● Supplied records

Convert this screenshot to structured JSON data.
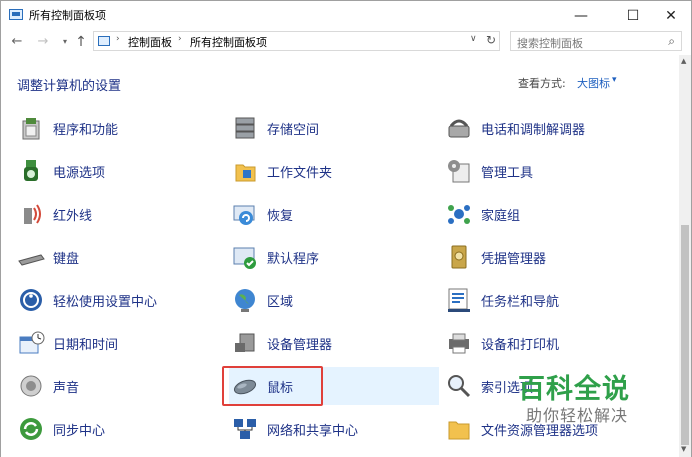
{
  "window": {
    "title": "所有控制面板项",
    "buttons": {
      "minimize": "—",
      "maximize": "☐",
      "close": "✕"
    }
  },
  "nav": {
    "back": "←",
    "forward": "→",
    "recent": "▾",
    "up": "↑",
    "breadcrumbs": [
      "控制面板",
      "所有控制面板项"
    ],
    "separator": "›",
    "dropdown": "∨",
    "refresh": "↻",
    "search_placeholder": "搜索控制面板",
    "search_icon": "⌕"
  },
  "content": {
    "heading": "调整计算机的设置",
    "view_by_label": "查看方式:",
    "view_by_value": "大图标",
    "view_by_arrow": "▾"
  },
  "items": {
    "col1": [
      "程序和功能",
      "电源选项",
      "红外线",
      "键盘",
      "轻松使用设置中心",
      "日期和时间",
      "声音",
      "同步中心"
    ],
    "col2": [
      "存储空间",
      "工作文件夹",
      "恢复",
      "默认程序",
      "区域",
      "设备管理器",
      "鼠标",
      "网络和共享中心"
    ],
    "col3": [
      "电话和调制解调器",
      "管理工具",
      "家庭组",
      "凭据管理器",
      "任务栏和导航",
      "设备和打印机",
      "索引选项",
      "文件资源管理器选项"
    ]
  },
  "selected_item": "鼠标",
  "watermark": {
    "main": "百科全说",
    "sub": "助你轻松解决"
  },
  "colors": {
    "link": "#1e3287",
    "accent": "#1e5fbf",
    "highlight": "#e0403a",
    "watermark": "#2fa04a",
    "hover": "#e5f3ff"
  }
}
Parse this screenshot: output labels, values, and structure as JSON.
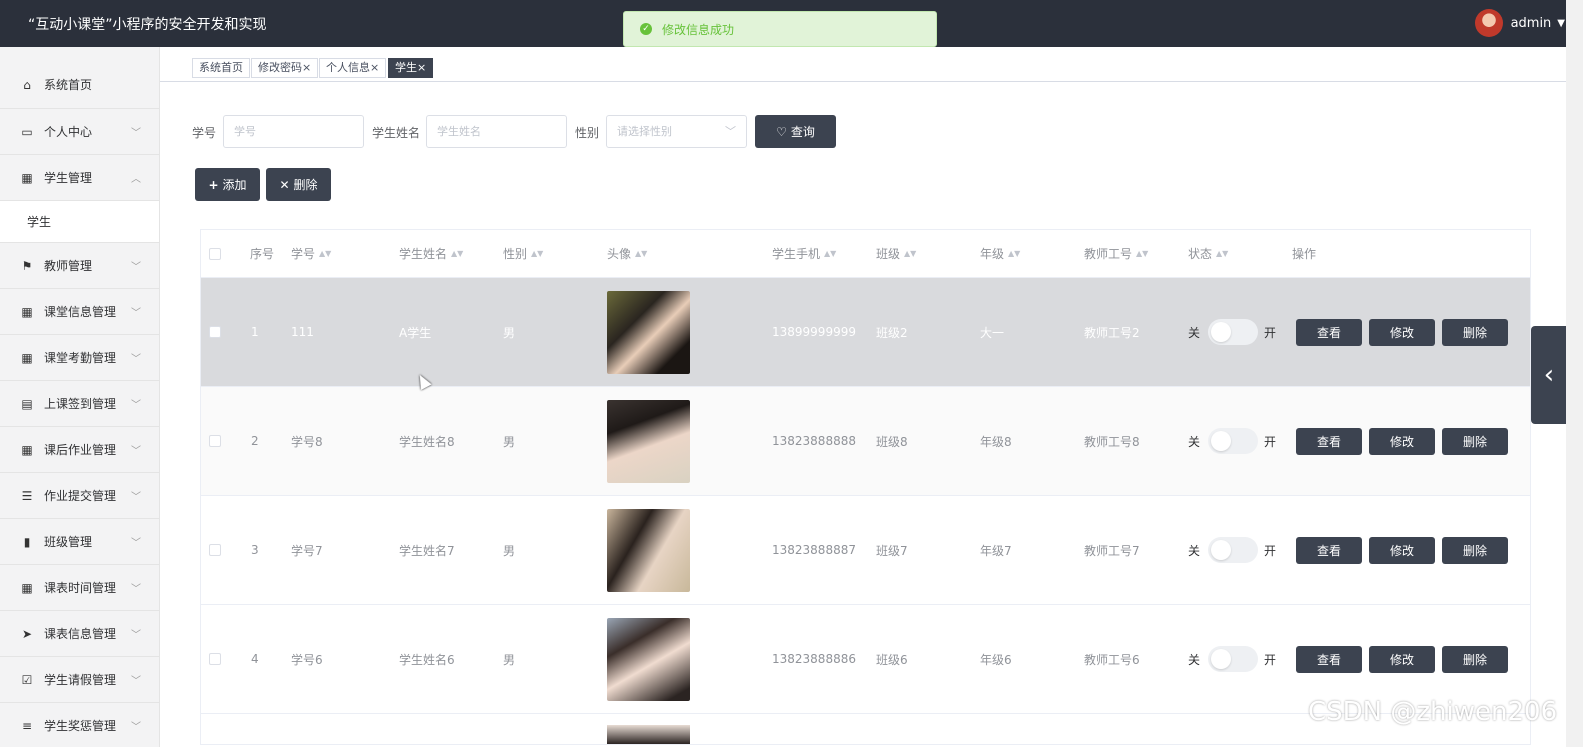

● What you will do
Images in the data above are to be skipped. Retype all other material exactly.

● Complete output
Convert this screenshot to structured JSON data.
{
  "window": {
    "title": "所有控制面板项",
    "buttons": {
      "minimize": "—",
      "maximize": "☐",
      "close": "✕"
    }
  },
  "nav": {
    "back": "←",
    "forward": "→",
    "recent": "▾",
    "up": "↑",
    "breadcrumbs": [
      "控制面板",
      "所有控制面板项"
    ],
    "separator": "›",
    "dropdown": "∨",
    "refresh": "↻",
    "search_placeholder": "搜索控制面板",
    "search_icon": "⌕"
  },
  "content": {
    "heading": "调整计算机的设置",
    "view_by_label": "查看方式:",
    "view_by_value": "大图标",
    "view_by_arrow": "▾"
  },
  "items": {
    "col1": [
      "程序和功能",
      "电源选项",
      "红外线",
      "键盘",
      "轻松使用设置中心",
      "日期和时间",
      "声音",
      "同步中心"
    ],
    "col2": [
      "存储空间",
      "工作文件夹",
      "恢复",
      "默认程序",
      "区域",
      "设备管理器",
      "鼠标",
      "网络和共享中心"
    ],
    "col3": [
      "电话和调制解调器",
      "管理工具",
      "家庭组",
      "凭据管理器",
      "任务栏和导航",
      "设备和打印机",
      "索引选项",
      "文件资源管理器选项"
    ]
  },
  "selected_item": "鼠标",
  "watermark": {
    "main": "百科全说",
    "sub": "助你轻松解决"
  },
  "colors": {
    "link": "#1e3287",
    "accent": "#1e5fbf",
    "highlight": "#e0403a",
    "watermark": "#2fa04a",
    "hover": "#e5f3ff"
  }
}
Parse this screenshot: output labels, values, and structure as JSON.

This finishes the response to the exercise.